WHAT THIS TASK INVOLVES: Count how many lines contain the word "routes". Please give only the number.

STORED ROWS:
---*---
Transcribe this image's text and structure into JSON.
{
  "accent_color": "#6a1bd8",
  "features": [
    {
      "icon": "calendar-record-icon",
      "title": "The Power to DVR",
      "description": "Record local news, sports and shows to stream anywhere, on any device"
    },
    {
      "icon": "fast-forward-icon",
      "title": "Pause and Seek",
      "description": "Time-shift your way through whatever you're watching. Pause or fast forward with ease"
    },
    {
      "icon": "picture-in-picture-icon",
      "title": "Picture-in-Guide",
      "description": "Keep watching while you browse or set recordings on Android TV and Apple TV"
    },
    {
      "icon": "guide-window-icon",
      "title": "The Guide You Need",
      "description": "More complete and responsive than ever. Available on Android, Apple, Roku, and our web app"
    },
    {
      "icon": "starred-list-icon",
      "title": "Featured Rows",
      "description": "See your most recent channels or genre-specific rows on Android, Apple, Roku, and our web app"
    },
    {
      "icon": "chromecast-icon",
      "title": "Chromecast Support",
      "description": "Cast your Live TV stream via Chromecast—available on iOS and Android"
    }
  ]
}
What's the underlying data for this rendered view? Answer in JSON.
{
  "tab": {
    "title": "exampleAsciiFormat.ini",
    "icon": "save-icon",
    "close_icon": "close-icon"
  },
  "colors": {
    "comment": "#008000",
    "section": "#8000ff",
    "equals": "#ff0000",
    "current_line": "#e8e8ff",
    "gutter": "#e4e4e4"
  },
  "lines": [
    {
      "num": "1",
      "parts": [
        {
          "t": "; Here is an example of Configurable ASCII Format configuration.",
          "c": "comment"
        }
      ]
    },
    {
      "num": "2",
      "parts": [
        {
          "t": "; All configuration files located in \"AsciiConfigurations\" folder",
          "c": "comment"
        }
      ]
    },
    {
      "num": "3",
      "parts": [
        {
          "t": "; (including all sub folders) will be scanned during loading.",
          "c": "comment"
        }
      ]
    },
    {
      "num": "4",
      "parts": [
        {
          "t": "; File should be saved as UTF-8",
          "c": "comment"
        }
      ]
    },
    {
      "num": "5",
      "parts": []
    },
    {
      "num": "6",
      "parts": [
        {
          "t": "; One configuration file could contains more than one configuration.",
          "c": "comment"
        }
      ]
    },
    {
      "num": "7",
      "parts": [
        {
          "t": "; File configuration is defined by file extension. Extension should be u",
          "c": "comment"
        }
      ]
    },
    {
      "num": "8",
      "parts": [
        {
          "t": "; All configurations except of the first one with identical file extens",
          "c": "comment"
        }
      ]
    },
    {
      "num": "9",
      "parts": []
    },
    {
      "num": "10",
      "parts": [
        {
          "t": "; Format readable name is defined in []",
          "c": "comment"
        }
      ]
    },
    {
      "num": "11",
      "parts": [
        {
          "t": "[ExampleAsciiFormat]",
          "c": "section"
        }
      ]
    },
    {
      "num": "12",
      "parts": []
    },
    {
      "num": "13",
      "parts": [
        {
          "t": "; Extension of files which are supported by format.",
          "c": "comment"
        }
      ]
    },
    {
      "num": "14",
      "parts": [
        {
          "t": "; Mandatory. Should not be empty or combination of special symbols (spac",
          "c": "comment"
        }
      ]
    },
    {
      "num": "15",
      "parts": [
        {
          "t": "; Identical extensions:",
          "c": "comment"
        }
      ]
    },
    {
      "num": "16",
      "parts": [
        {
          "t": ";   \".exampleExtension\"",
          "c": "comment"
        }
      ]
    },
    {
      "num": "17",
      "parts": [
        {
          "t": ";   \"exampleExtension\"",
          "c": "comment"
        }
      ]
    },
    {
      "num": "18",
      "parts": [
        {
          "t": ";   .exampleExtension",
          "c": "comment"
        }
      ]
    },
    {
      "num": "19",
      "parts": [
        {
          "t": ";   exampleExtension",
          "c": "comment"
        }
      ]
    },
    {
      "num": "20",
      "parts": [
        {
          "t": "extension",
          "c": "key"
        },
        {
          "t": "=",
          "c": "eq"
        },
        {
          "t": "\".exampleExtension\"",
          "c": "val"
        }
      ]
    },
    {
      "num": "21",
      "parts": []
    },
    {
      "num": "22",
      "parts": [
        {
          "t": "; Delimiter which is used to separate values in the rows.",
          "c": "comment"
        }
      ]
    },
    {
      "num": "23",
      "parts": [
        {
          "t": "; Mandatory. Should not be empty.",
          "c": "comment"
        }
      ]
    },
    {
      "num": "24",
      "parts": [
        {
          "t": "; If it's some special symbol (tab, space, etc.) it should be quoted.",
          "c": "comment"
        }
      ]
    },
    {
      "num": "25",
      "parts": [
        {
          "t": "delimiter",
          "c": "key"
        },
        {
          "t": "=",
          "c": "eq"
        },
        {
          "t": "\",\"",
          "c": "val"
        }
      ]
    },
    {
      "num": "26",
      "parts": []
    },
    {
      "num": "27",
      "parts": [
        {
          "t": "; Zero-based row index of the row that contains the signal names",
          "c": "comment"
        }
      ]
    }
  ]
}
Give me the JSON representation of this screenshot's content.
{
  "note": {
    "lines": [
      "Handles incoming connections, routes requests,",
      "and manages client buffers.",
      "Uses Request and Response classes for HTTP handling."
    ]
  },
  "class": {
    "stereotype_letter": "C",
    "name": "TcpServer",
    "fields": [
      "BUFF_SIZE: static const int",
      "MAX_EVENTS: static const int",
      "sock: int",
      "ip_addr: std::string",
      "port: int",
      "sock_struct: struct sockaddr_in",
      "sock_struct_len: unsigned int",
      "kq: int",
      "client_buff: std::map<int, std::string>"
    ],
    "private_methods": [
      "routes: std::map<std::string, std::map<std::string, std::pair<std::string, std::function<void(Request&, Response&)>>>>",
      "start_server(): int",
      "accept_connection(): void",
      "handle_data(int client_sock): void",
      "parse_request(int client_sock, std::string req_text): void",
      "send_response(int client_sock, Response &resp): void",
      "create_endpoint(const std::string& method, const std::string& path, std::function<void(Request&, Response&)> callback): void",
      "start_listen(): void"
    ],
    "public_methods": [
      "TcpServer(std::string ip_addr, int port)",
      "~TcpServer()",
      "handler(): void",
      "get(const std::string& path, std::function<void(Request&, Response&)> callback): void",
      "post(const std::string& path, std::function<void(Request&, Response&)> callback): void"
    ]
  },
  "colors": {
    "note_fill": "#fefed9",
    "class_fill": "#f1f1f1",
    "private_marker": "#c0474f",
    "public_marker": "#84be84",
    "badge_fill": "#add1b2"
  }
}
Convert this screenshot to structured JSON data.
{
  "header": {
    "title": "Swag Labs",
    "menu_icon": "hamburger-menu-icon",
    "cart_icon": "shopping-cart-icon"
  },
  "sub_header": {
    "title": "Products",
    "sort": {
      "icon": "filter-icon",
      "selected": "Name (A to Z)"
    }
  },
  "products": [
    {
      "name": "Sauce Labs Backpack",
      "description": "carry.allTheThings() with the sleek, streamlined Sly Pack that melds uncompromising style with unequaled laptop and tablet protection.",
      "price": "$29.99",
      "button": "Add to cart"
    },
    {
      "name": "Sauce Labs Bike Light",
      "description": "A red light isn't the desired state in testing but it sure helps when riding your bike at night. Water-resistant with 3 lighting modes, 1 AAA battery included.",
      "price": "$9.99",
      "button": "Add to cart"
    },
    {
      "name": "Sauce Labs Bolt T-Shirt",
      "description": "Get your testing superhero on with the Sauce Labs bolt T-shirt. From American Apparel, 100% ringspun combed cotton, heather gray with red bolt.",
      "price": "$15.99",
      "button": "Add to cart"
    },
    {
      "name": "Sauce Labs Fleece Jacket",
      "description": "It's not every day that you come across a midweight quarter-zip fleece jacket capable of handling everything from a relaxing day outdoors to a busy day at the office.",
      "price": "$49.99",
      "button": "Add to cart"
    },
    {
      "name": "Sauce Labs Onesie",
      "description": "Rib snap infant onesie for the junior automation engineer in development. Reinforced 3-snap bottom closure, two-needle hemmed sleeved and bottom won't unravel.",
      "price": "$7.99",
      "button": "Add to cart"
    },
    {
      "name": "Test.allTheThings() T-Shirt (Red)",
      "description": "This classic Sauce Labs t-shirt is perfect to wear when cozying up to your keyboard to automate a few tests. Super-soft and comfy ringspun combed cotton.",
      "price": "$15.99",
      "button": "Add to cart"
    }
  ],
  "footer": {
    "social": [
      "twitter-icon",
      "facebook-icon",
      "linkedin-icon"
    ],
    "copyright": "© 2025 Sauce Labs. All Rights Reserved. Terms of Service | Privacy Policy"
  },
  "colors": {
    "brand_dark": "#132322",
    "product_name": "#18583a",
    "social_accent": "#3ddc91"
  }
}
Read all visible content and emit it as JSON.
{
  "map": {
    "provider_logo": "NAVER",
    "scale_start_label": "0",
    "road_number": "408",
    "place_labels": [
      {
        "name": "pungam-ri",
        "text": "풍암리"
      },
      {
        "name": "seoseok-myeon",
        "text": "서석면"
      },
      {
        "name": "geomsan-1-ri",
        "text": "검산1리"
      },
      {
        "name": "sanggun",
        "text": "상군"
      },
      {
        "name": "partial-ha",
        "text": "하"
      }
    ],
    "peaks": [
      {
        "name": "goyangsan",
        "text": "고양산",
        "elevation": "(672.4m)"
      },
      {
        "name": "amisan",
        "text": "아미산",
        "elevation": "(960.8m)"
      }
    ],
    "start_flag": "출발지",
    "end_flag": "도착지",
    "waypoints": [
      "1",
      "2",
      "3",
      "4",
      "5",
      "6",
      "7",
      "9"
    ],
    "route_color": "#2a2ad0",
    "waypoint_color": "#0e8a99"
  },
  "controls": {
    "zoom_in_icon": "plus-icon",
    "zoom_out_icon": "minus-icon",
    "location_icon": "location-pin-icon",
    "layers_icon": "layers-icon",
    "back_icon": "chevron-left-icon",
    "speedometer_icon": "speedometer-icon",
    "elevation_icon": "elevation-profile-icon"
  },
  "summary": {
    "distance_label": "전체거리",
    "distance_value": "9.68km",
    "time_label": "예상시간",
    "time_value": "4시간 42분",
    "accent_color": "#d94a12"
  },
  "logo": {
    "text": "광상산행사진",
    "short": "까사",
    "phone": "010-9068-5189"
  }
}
---*---
COMPLETE OUTPUT: 2